**Records to use**
======
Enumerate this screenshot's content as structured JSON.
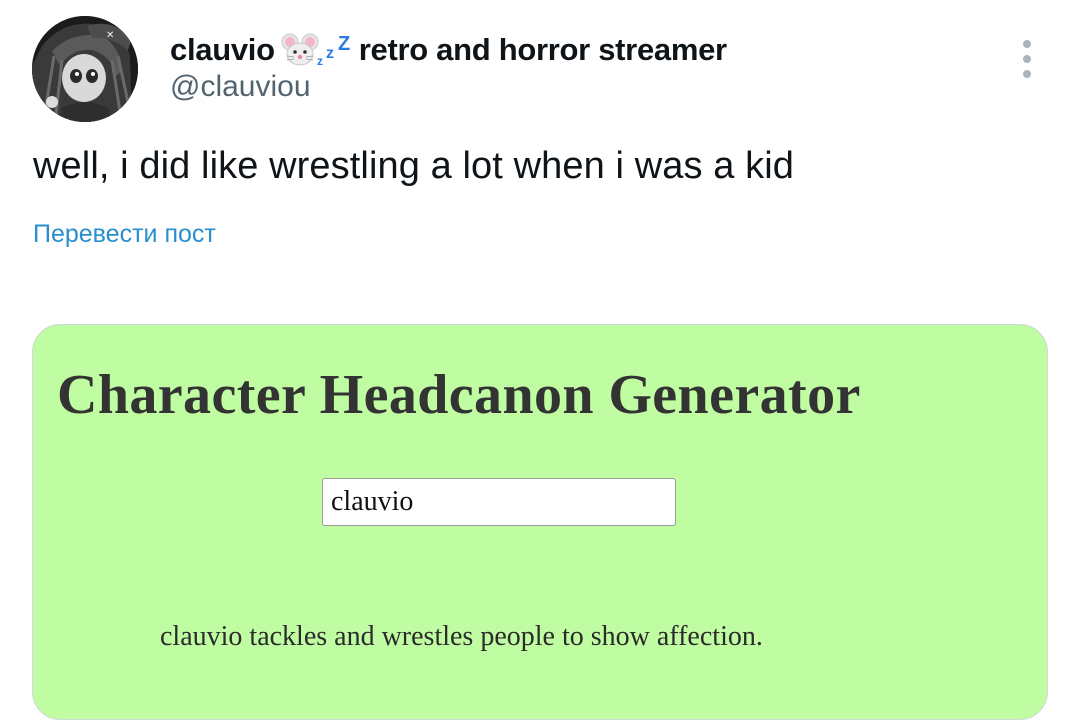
{
  "tweet": {
    "author": {
      "display_name": "clauvio",
      "name_emoji": [
        "mouse-face-icon",
        "zzz-icon"
      ],
      "name_suffix": "retro and horror streamer",
      "handle": "@clauviou"
    },
    "text": "well, i did like wrestling a lot when i was a kid",
    "translate_label": "Перевести пост",
    "colors": {
      "text": "#0f1419",
      "secondary": "#536471",
      "link": "#2a8fcf"
    }
  },
  "media": {
    "title": "Character Headcanon Generator",
    "input_value": "clauvio",
    "result": "clauvio tackles and wrestles people to show affection.",
    "colors": {
      "background": "#c0fca2",
      "title": "#333333"
    }
  }
}
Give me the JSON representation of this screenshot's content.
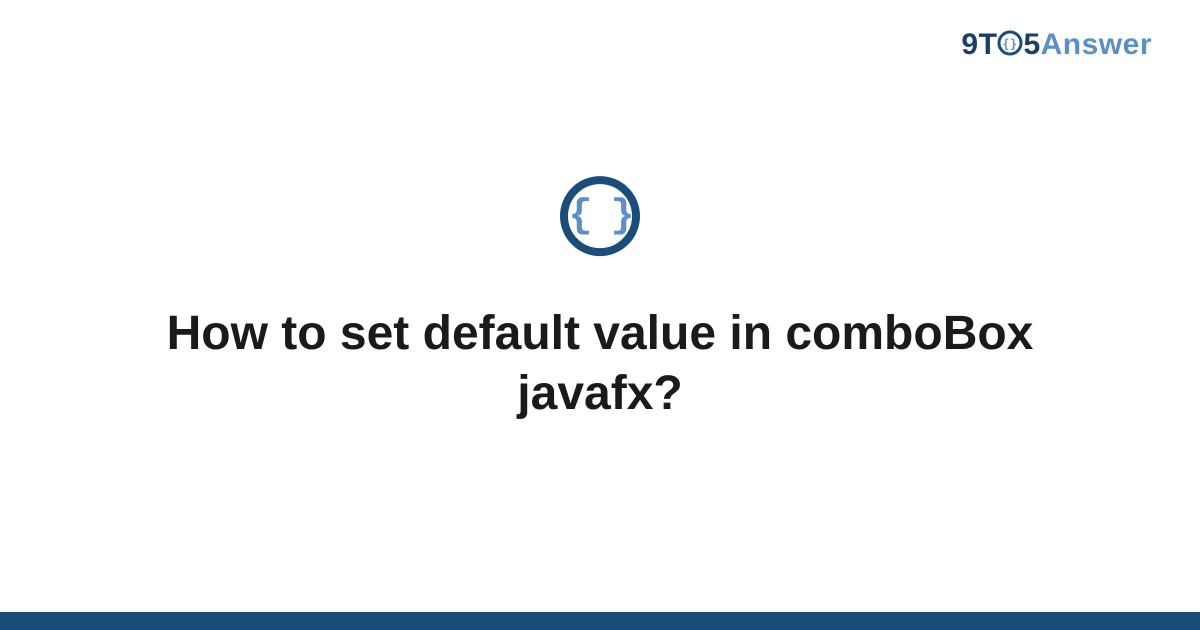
{
  "logo": {
    "part1": "9T",
    "part2": "5",
    "part3": "Answer"
  },
  "icon": {
    "glyph": "{ }",
    "name": "braces-icon"
  },
  "title": "How to set default value in comboBox javafx?",
  "colors": {
    "dark_blue": "#1a4d7a",
    "light_blue": "#5a8fc7",
    "text": "#1a1a1a"
  }
}
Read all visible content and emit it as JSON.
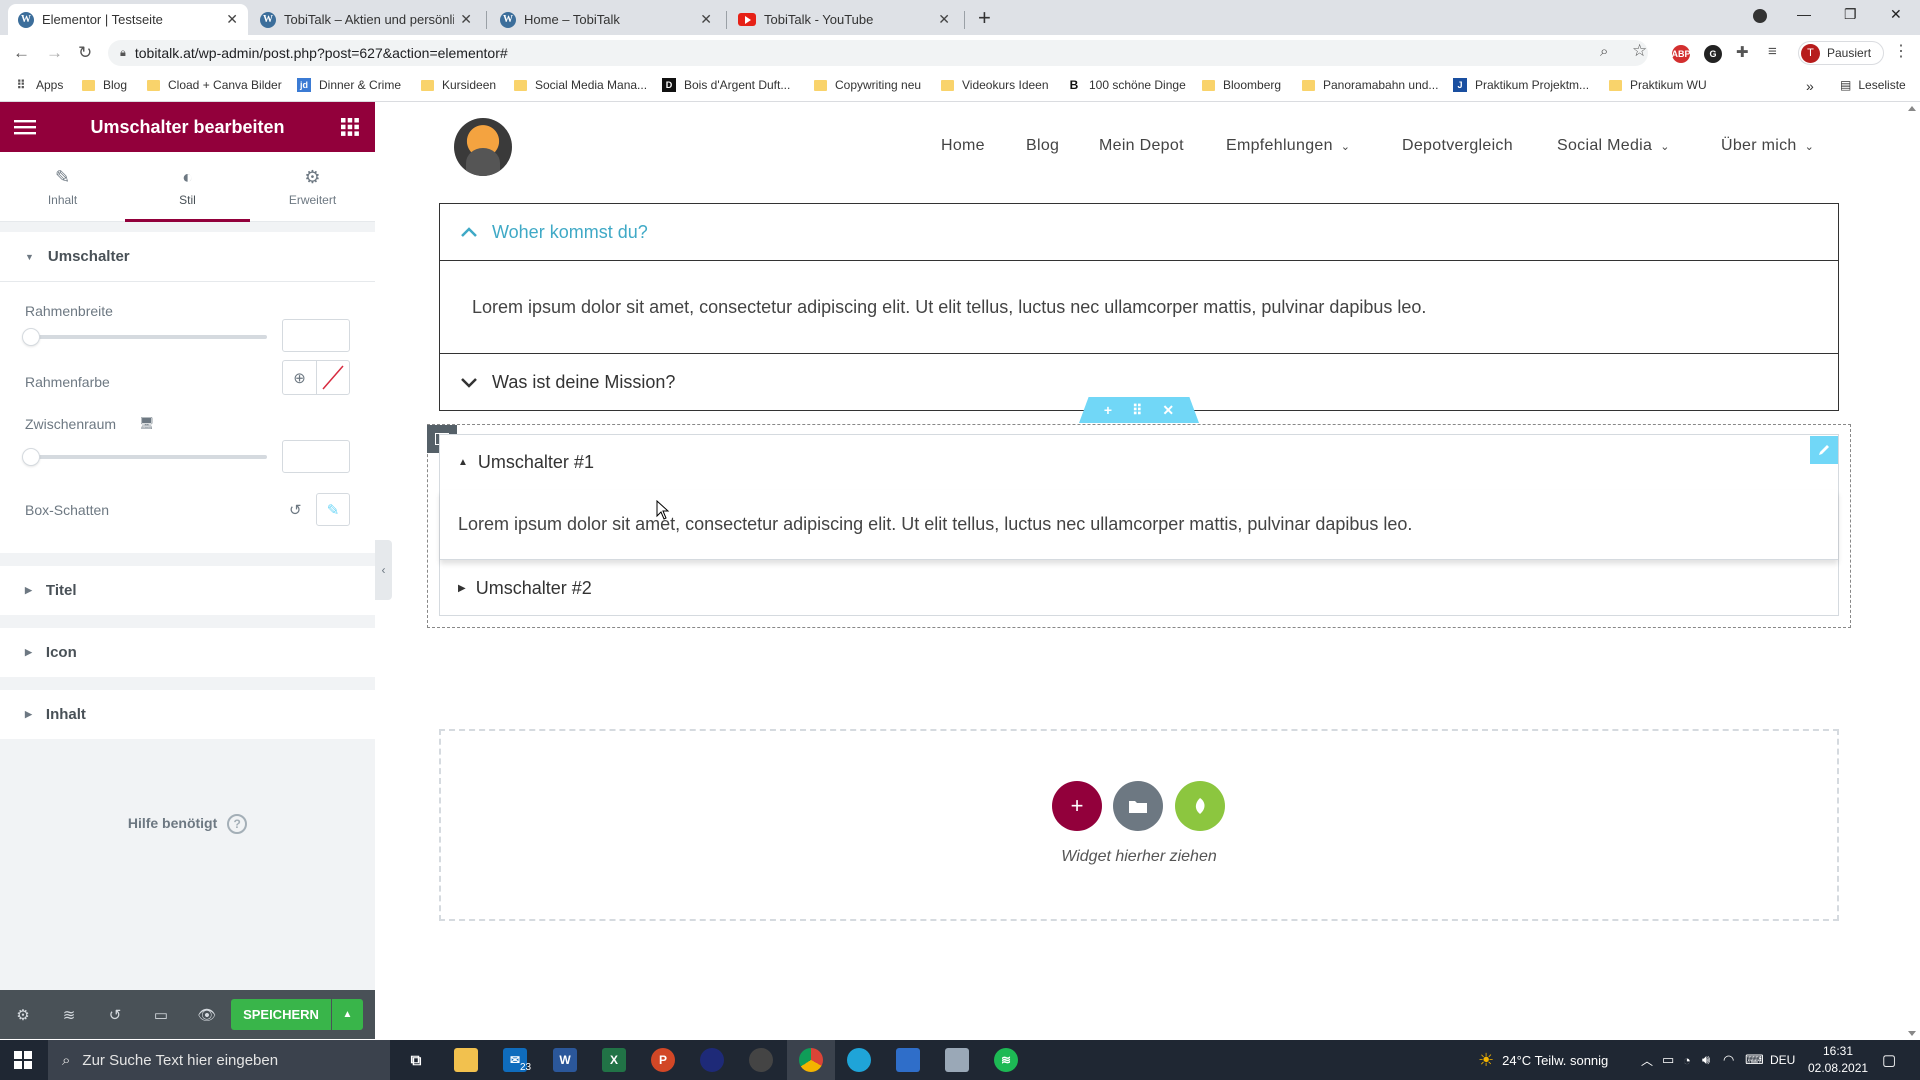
{
  "browser": {
    "tabs": [
      {
        "title": "Elementor | Testseite",
        "icon": "wordpress-icon",
        "active": true
      },
      {
        "title": "TobiTalk – Aktien und persönlich…",
        "icon": "wordpress-icon",
        "active": false
      },
      {
        "title": "Home – TobiTalk",
        "icon": "wordpress-icon",
        "active": false
      },
      {
        "title": "TobiTalk - YouTube",
        "icon": "youtube-icon",
        "active": false
      }
    ],
    "url": "tobitalk.at/wp-admin/post.php?post=627&action=elementor#",
    "profile_initial": "T",
    "profile_label": "Pausiert",
    "bookmarks": [
      "Apps",
      "Blog",
      "Cload + Canva Bilder",
      "Dinner & Crime",
      "Kursideen",
      "Social Media Mana...",
      "Bois d'Argent Duft...",
      "Copywriting neu",
      "Videokurs Ideen",
      "100 schöne Dinge",
      "Bloomberg",
      "Panoramabahn und...",
      "Praktikum Projektm...",
      "Praktikum WU"
    ],
    "reading_list": "Leseliste"
  },
  "panel": {
    "title": "Umschalter bearbeiten",
    "tabs": [
      "Inhalt",
      "Stil",
      "Erweitert"
    ],
    "active_tab": "Stil",
    "section_title": "Umschalter",
    "controls": {
      "border_width": "Rahmenbreite",
      "border_color": "Rahmenfarbe",
      "spacing": "Zwischenraum",
      "box_shadow": "Box-Schatten"
    },
    "collapsed_sections": [
      "Titel",
      "Icon",
      "Inhalt"
    ],
    "help": "Hilfe benötigt",
    "save_label": "SPEICHERN",
    "accent_color": "#92003b",
    "save_color": "#39b54a"
  },
  "site": {
    "nav": [
      "Home",
      "Blog",
      "Mein Depot",
      "Empfehlungen",
      "Depotvergleich",
      "Social Media",
      "Über mich"
    ],
    "accordion": {
      "item1_title": "Woher kommst du?",
      "item1_content": "Lorem ipsum dolor sit amet, consectetur adipiscing elit. Ut elit tellus, luctus nec ullamcorper mattis, pulvinar dapibus leo.",
      "item2_title": "Was ist deine Mission?"
    },
    "toggle": {
      "item1_title": "Umschalter #1",
      "item1_content": "Lorem ipsum dolor sit amet, consectetur adipiscing elit. Ut elit tellus, luctus nec ullamcorper mattis, pulvinar dapibus leo.",
      "item2_title": "Umschalter #2"
    },
    "dropzone_text": "Widget hierher ziehen",
    "link_color": "#3fa9c6"
  },
  "taskbar": {
    "search_placeholder": "Zur Suche Text hier eingeben",
    "mail_badge": "23",
    "weather": "24°C  Teilw. sonnig",
    "language": "DEU",
    "time": "16:31",
    "date": "02.08.2021"
  }
}
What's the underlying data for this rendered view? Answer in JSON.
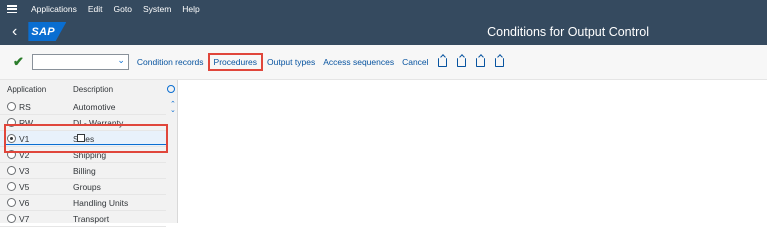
{
  "menubar": {
    "items": [
      {
        "label": "Applications"
      },
      {
        "label": "Edit"
      },
      {
        "label": "Goto"
      },
      {
        "label": "System"
      },
      {
        "label": "Help"
      }
    ]
  },
  "titlebar": {
    "logo": "SAP",
    "title": "Conditions for Output Control"
  },
  "toolbar": {
    "command_value": "",
    "buttons": [
      {
        "label": "Condition records"
      },
      {
        "label": "Procedures"
      },
      {
        "label": "Output types"
      },
      {
        "label": "Access sequences"
      },
      {
        "label": "Cancel"
      }
    ]
  },
  "table": {
    "headers": {
      "application": "Application",
      "description": "Description"
    },
    "rows": [
      {
        "app": "RS",
        "desc": "Automotive"
      },
      {
        "app": "RW",
        "desc": "DI - Warranty"
      },
      {
        "app": "V1",
        "desc": "Sales"
      },
      {
        "app": "V2",
        "desc": "Shipping"
      },
      {
        "app": "V3",
        "desc": "Billing"
      },
      {
        "app": "V5",
        "desc": "Groups"
      },
      {
        "app": "V6",
        "desc": "Handling Units"
      },
      {
        "app": "V7",
        "desc": "Transport"
      }
    ],
    "selected_index": 2
  }
}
======
**Task brief**
Pictures appear in the records above. Output everything except them, exactly.

**Expected answer**
Enumerate this screenshot's content as structured JSON.
{
  "tweet": {
    "author": {
      "display_name": "clauvio",
      "name_emoji": [
        "mouse-face-icon",
        "zzz-icon"
      ],
      "name_suffix": "retro and horror streamer",
      "handle": "@clauviou"
    },
    "text": "well, i did like wrestling a lot when i was a kid",
    "translate_label": "Перевести пост",
    "colors": {
      "text": "#0f1419",
      "secondary": "#536471",
      "link": "#2a8fcf"
    }
  },
  "media": {
    "title": "Character Headcanon Generator",
    "input_value": "clauvio",
    "result": "clauvio tackles and wrestles people to show affection.",
    "colors": {
      "background": "#c0fca2",
      "title": "#333333"
    }
  }
}
Give me the JSON representation of this screenshot's content.
{
  "logo": {
    "part1": "9T",
    "part2": "5",
    "part3": "Answer"
  },
  "icon": {
    "glyph": "{ }",
    "name": "braces-icon"
  },
  "title": "How to set default value in comboBox javafx?",
  "colors": {
    "dark_blue": "#1a4d7a",
    "light_blue": "#5a8fc7",
    "text": "#1a1a1a"
  }
}
Read all visible content and emit it as JSON.
{
  "browser": {
    "tabs": [
      {
        "title": "Elementor | Testseite",
        "icon": "wordpress-icon",
        "active": true
      },
      {
        "title": "TobiTalk – Aktien und persönlich…",
        "icon": "wordpress-icon",
        "active": false
      },
      {
        "title": "Home – TobiTalk",
        "icon": "wordpress-icon",
        "active": false
      },
      {
        "title": "TobiTalk - YouTube",
        "icon": "youtube-icon",
        "active": false
      }
    ],
    "url": "tobitalk.at/wp-admin/post.php?post=627&action=elementor#",
    "profile_initial": "T",
    "profile_label": "Pausiert",
    "bookmarks": [
      "Apps",
      "Blog",
      "Cload + Canva Bilder",
      "Dinner & Crime",
      "Kursideen",
      "Social Media Mana...",
      "Bois d'Argent Duft...",
      "Copywriting neu",
      "Videokurs Ideen",
      "100 schöne Dinge",
      "Bloomberg",
      "Panoramabahn und...",
      "Praktikum Projektm...",
      "Praktikum WU"
    ],
    "reading_list": "Leseliste"
  },
  "panel": {
    "title": "Umschalter bearbeiten",
    "tabs": [
      "Inhalt",
      "Stil",
      "Erweitert"
    ],
    "active_tab": "Stil",
    "section_title": "Umschalter",
    "controls": {
      "border_width": "Rahmenbreite",
      "border_color": "Rahmenfarbe",
      "spacing": "Zwischenraum",
      "box_shadow": "Box-Schatten"
    },
    "collapsed_sections": [
      "Titel",
      "Icon",
      "Inhalt"
    ],
    "help": "Hilfe benötigt",
    "save_label": "SPEICHERN",
    "accent_color": "#92003b",
    "save_color": "#39b54a"
  },
  "site": {
    "nav": [
      "Home",
      "Blog",
      "Mein Depot",
      "Empfehlungen",
      "Depotvergleich",
      "Social Media",
      "Über mich"
    ],
    "accordion": {
      "item1_title": "Woher kommst du?",
      "item1_content": "Lorem ipsum dolor sit amet, consectetur adipiscing elit. Ut elit tellus, luctus nec ullamcorper mattis, pulvinar dapibus leo.",
      "item2_title": "Was ist deine Mission?"
    },
    "toggle": {
      "item1_title": "Umschalter #1",
      "item1_content": "Lorem ipsum dolor sit amet, consectetur adipiscing elit. Ut elit tellus, luctus nec ullamcorper mattis, pulvinar dapibus leo.",
      "item2_title": "Umschalter #2"
    },
    "dropzone_text": "Widget hierher ziehen",
    "link_color": "#3fa9c6"
  },
  "taskbar": {
    "search_placeholder": "Zur Suche Text hier eingeben",
    "mail_badge": "23",
    "weather": "24°C  Teilw. sonnig",
    "language": "DEU",
    "time": "16:31",
    "date": "02.08.2021"
  }
}
What's the underlying data for this rendered view? Answer in JSON.
{
  "menubar": {
    "items": [
      {
        "label": "Applications"
      },
      {
        "label": "Edit"
      },
      {
        "label": "Goto"
      },
      {
        "label": "System"
      },
      {
        "label": "Help"
      }
    ]
  },
  "titlebar": {
    "logo": "SAP",
    "title": "Conditions for Output Control"
  },
  "toolbar": {
    "command_value": "",
    "buttons": [
      {
        "label": "Condition records"
      },
      {
        "label": "Procedures"
      },
      {
        "label": "Output types"
      },
      {
        "label": "Access sequences"
      },
      {
        "label": "Cancel"
      }
    ]
  },
  "table": {
    "headers": {
      "application": "Application",
      "description": "Description"
    },
    "rows": [
      {
        "app": "RS",
        "desc": "Automotive"
      },
      {
        "app": "RW",
        "desc": "DI - Warranty"
      },
      {
        "app": "V1",
        "desc": "Sales"
      },
      {
        "app": "V2",
        "desc": "Shipping"
      },
      {
        "app": "V3",
        "desc": "Billing"
      },
      {
        "app": "V5",
        "desc": "Groups"
      },
      {
        "app": "V6",
        "desc": "Handling Units"
      },
      {
        "app": "V7",
        "desc": "Transport"
      }
    ],
    "selected_index": 2
  }
}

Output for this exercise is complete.